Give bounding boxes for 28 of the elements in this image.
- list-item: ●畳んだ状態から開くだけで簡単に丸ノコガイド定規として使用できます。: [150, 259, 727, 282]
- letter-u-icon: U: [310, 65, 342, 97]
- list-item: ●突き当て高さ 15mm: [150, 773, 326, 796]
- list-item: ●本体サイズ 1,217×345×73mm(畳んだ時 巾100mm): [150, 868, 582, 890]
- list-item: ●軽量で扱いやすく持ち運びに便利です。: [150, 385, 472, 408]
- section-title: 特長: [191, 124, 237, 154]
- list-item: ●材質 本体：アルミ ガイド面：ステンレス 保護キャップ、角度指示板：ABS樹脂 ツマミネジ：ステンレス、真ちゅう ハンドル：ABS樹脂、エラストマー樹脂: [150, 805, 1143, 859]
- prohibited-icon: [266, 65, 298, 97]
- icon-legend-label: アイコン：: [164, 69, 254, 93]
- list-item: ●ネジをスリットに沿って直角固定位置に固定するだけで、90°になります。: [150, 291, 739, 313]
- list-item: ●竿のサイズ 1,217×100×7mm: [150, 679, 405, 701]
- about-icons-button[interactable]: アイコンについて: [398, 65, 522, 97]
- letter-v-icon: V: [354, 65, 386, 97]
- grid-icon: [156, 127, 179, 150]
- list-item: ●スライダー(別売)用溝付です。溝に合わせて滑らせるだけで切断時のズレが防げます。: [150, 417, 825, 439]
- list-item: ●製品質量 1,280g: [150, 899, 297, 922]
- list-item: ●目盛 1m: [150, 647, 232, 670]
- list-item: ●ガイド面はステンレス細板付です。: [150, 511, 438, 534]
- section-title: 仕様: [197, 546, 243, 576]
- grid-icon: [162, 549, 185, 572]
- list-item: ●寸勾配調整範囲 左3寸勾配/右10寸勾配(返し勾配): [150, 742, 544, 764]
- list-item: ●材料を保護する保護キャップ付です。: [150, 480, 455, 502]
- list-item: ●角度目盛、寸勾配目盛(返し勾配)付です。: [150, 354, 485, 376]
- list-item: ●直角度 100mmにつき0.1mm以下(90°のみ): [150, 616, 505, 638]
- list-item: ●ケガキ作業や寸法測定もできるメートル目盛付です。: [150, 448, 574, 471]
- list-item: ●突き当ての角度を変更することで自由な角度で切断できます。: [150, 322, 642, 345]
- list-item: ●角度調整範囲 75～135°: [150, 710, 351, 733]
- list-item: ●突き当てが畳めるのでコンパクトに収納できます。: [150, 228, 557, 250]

=== DESCRIPCIÓN DEL EJERCICIO ===
Reproduce todas las filas de arriba sin alterar ni un solo carácter.

=== TAREA RESUELTA ===
Give bounding boxes for 28 of the elements in this image.
- list-item: ●畳んだ状態から開くだけで簡単に丸ノコガイド定規として使用できます。: [150, 259, 727, 282]
- letter-u-icon: U: [310, 65, 342, 97]
- list-item: ●突き当て高さ 15mm: [150, 773, 326, 796]
- list-item: ●本体サイズ 1,217×345×73mm(畳んだ時 巾100mm): [150, 868, 582, 890]
- list-item: ●軽量で扱いやすく持ち運びに便利です。: [150, 385, 472, 408]
- section-title: 特長: [191, 124, 237, 154]
- list-item: ●材質 本体：アルミ ガイド面：ステンレス 保護キャップ、角度指示板：ABS樹脂 ツマミネジ：ステンレス、真ちゅう ハンドル：ABS樹脂、エラストマー樹脂: [150, 805, 1143, 859]
- prohibited-icon: [266, 65, 298, 97]
- icon-legend-label: アイコン：: [164, 69, 254, 93]
- list-item: ●ネジをスリットに沿って直角固定位置に固定するだけで、90°になります。: [150, 291, 739, 313]
- list-item: ●竿のサイズ 1,217×100×7mm: [150, 679, 405, 701]
- about-icons-button[interactable]: アイコンについて: [398, 65, 522, 97]
- letter-v-icon: V: [354, 65, 386, 97]
- grid-icon: [156, 127, 179, 150]
- list-item: ●スライダー(別売)用溝付です。溝に合わせて滑らせるだけで切断時のズレが防げます。: [150, 417, 825, 439]
- list-item: ●製品質量 1,280g: [150, 899, 297, 922]
- list-item: ●目盛 1m: [150, 647, 232, 670]
- list-item: ●ガイド面はステンレス細板付です。: [150, 511, 438, 534]
- section-title: 仕様: [197, 546, 243, 576]
- grid-icon: [162, 549, 185, 572]
- list-item: ●寸勾配調整範囲 左3寸勾配/右10寸勾配(返し勾配): [150, 742, 544, 764]
- list-item: ●材料を保護する保護キャップ付です。: [150, 480, 455, 502]
- list-item: ●角度目盛、寸勾配目盛(返し勾配)付です。: [150, 354, 485, 376]
- list-item: ●直角度 100mmにつき0.1mm以下(90°のみ): [150, 616, 505, 638]
- list-item: ●ケガキ作業や寸法測定もできるメートル目盛付です。: [150, 448, 574, 471]
- list-item: ●突き当ての角度を変更することで自由な角度で切断できます。: [150, 322, 642, 345]
- list-item: ●角度調整範囲 75～135°: [150, 710, 351, 733]
- list-item: ●突き当てが畳めるのでコンパクトに収納できます。: [150, 228, 557, 250]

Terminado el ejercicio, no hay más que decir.